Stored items
------------

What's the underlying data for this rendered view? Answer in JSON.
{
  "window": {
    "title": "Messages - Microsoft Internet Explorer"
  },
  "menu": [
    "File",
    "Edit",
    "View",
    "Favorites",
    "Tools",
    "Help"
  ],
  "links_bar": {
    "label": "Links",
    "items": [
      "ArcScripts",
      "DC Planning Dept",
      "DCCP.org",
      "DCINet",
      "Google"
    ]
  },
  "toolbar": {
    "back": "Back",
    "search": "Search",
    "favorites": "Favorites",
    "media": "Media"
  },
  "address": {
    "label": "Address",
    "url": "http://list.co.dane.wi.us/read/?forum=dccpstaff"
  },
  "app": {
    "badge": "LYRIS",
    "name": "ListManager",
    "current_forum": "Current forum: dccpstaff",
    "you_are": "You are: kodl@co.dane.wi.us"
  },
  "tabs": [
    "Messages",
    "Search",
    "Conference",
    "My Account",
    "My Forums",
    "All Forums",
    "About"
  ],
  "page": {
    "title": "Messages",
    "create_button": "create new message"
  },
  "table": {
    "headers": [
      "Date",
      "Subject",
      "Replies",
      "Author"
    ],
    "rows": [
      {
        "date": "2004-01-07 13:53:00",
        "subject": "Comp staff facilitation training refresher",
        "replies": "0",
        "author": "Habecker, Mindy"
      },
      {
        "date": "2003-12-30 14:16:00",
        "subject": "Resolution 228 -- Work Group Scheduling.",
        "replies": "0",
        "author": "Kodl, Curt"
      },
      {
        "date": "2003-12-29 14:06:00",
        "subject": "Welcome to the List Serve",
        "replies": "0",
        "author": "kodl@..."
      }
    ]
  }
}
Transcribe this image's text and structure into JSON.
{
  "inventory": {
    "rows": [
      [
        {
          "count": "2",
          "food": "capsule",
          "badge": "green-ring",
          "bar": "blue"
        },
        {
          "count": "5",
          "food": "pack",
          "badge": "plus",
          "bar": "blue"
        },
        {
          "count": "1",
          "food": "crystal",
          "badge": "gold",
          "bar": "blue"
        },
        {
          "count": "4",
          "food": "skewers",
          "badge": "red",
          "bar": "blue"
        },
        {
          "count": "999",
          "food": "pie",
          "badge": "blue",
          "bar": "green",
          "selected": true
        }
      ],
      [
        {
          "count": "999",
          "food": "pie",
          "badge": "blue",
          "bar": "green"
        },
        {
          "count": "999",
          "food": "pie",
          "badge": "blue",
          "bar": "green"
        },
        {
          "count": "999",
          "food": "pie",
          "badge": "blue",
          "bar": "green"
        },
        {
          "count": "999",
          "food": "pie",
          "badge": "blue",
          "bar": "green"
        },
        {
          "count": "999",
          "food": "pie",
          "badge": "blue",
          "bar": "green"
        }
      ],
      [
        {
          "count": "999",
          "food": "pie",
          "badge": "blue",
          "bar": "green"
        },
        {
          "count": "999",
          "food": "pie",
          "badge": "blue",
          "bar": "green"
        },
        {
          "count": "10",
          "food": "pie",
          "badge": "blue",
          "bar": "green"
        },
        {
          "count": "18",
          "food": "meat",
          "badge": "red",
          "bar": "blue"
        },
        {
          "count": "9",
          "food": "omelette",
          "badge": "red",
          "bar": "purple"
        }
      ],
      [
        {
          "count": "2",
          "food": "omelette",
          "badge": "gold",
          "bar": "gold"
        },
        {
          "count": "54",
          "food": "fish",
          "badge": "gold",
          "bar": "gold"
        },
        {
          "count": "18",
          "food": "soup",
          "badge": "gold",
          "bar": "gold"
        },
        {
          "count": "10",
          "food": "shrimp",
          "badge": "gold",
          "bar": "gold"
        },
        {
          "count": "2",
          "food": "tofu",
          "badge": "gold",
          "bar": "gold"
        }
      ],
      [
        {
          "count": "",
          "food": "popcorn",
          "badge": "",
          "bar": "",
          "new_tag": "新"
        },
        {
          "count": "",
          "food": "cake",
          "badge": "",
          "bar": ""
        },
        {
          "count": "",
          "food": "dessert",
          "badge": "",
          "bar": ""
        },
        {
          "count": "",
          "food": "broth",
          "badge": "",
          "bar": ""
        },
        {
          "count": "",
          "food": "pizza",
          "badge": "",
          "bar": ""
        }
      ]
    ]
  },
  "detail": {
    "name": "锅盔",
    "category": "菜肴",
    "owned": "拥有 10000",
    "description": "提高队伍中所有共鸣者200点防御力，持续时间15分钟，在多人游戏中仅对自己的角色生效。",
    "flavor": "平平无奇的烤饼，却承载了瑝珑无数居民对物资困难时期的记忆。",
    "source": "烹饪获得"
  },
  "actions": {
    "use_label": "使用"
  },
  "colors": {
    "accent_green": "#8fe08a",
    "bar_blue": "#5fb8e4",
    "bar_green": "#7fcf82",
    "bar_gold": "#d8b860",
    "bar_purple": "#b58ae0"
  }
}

------------

*What needs to be done*:
Print the listing above in its entirety, with every line exact.

*Written response*:
What's the underlying data for this rendered view? Answer in JSON.
{
  "window": {
    "title": "Messages - Microsoft Internet Explorer"
  },
  "menu": [
    "File",
    "Edit",
    "View",
    "Favorites",
    "Tools",
    "Help"
  ],
  "links_bar": {
    "label": "Links",
    "items": [
      "ArcScripts",
      "DC Planning Dept",
      "DCCP.org",
      "DCINet",
      "Google"
    ]
  },
  "toolbar": {
    "back": "Back",
    "search": "Search",
    "favorites": "Favorites",
    "media": "Media"
  },
  "address": {
    "label": "Address",
    "url": "http://list.co.dane.wi.us/read/?forum=dccpstaff"
  },
  "app": {
    "badge": "LYRIS",
    "name": "ListManager",
    "current_forum": "Current forum: dccpstaff",
    "you_are": "You are: kodl@co.dane.wi.us"
  },
  "tabs": [
    "Messages",
    "Search",
    "Conference",
    "My Account",
    "My Forums",
    "All Forums",
    "About"
  ],
  "page": {
    "title": "Messages",
    "create_button": "create new message"
  },
  "table": {
    "headers": [
      "Date",
      "Subject",
      "Replies",
      "Author"
    ],
    "rows": [
      {
        "date": "2004-01-07 13:53:00",
        "subject": "Comp staff facilitation training refresher",
        "replies": "0",
        "author": "Habecker, Mindy"
      },
      {
        "date": "2003-12-30 14:16:00",
        "subject": "Resolution 228 -- Work Group Scheduling.",
        "replies": "0",
        "author": "Kodl, Curt"
      },
      {
        "date": "2003-12-29 14:06:00",
        "subject": "Welcome to the List Serve",
        "replies": "0",
        "author": "kodl@..."
      }
    ]
  }
}
Transcribe this image's text and structure into JSON.
{
  "inventory": {
    "rows": [
      [
        {
          "count": "2",
          "food": "capsule",
          "badge": "green-ring",
          "bar": "blue"
        },
        {
          "count": "5",
          "food": "pack",
          "badge": "plus",
          "bar": "blue"
        },
        {
          "count": "1",
          "food": "crystal",
          "badge": "gold",
          "bar": "blue"
        },
        {
          "count": "4",
          "food": "skewers",
          "badge": "red",
          "bar": "blue"
        },
        {
          "count": "999",
          "food": "pie",
          "badge": "blue",
          "bar": "green",
          "selected": true
        }
      ],
      [
        {
          "count": "999",
          "food": "pie",
          "badge": "blue",
          "bar": "green"
        },
        {
          "count": "999",
          "food": "pie",
          "badge": "blue",
          "bar": "green"
        },
        {
          "count": "999",
          "food": "pie",
          "badge": "blue",
          "bar": "green"
        },
        {
          "count": "999",
          "food": "pie",
          "badge": "blue",
          "bar": "green"
        },
        {
          "count": "999",
          "food": "pie",
          "badge": "blue",
          "bar": "green"
        }
      ],
      [
        {
          "count": "999",
          "food": "pie",
          "badge": "blue",
          "bar": "green"
        },
        {
          "count": "999",
          "food": "pie",
          "badge": "blue",
          "bar": "green"
        },
        {
          "count": "10",
          "food": "pie",
          "badge": "blue",
          "bar": "green"
        },
        {
          "count": "18",
          "food": "meat",
          "badge": "red",
          "bar": "blue"
        },
        {
          "count": "9",
          "food": "omelette",
          "badge": "red",
          "bar": "purple"
        }
      ],
      [
        {
          "count": "2",
          "food": "omelette",
          "badge": "gold",
          "bar": "gold"
        },
        {
          "count": "54",
          "food": "fish",
          "badge": "gold",
          "bar": "gold"
        },
        {
          "count": "18",
          "food": "soup",
          "badge": "gold",
          "bar": "gold"
        },
        {
          "count": "10",
          "food": "shrimp",
          "badge": "gold",
          "bar": "gold"
        },
        {
          "count": "2",
          "food": "tofu",
          "badge": "gold",
          "bar": "gold"
        }
      ],
      [
        {
          "count": "",
          "food": "popcorn",
          "badge": "",
          "bar": "",
          "new_tag": "新"
        },
        {
          "count": "",
          "food": "cake",
          "badge": "",
          "bar": ""
        },
        {
          "count": "",
          "food": "dessert",
          "badge": "",
          "bar": ""
        },
        {
          "count": "",
          "food": "broth",
          "badge": "",
          "bar": ""
        },
        {
          "count": "",
          "food": "pizza",
          "badge": "",
          "bar": ""
        }
      ]
    ]
  },
  "detail": {
    "name": "锅盔",
    "category": "菜肴",
    "owned": "拥有 10000",
    "description": "提高队伍中所有共鸣者200点防御力，持续时间15分钟，在多人游戏中仅对自己的角色生效。",
    "flavor": "平平无奇的烤饼，却承载了瑝珑无数居民对物资困难时期的记忆。",
    "source": "烹饪获得"
  },
  "actions": {
    "use_label": "使用"
  },
  "colors": {
    "accent_green": "#8fe08a",
    "bar_blue": "#5fb8e4",
    "bar_green": "#7fcf82",
    "bar_gold": "#d8b860",
    "bar_purple": "#b58ae0"
  }
}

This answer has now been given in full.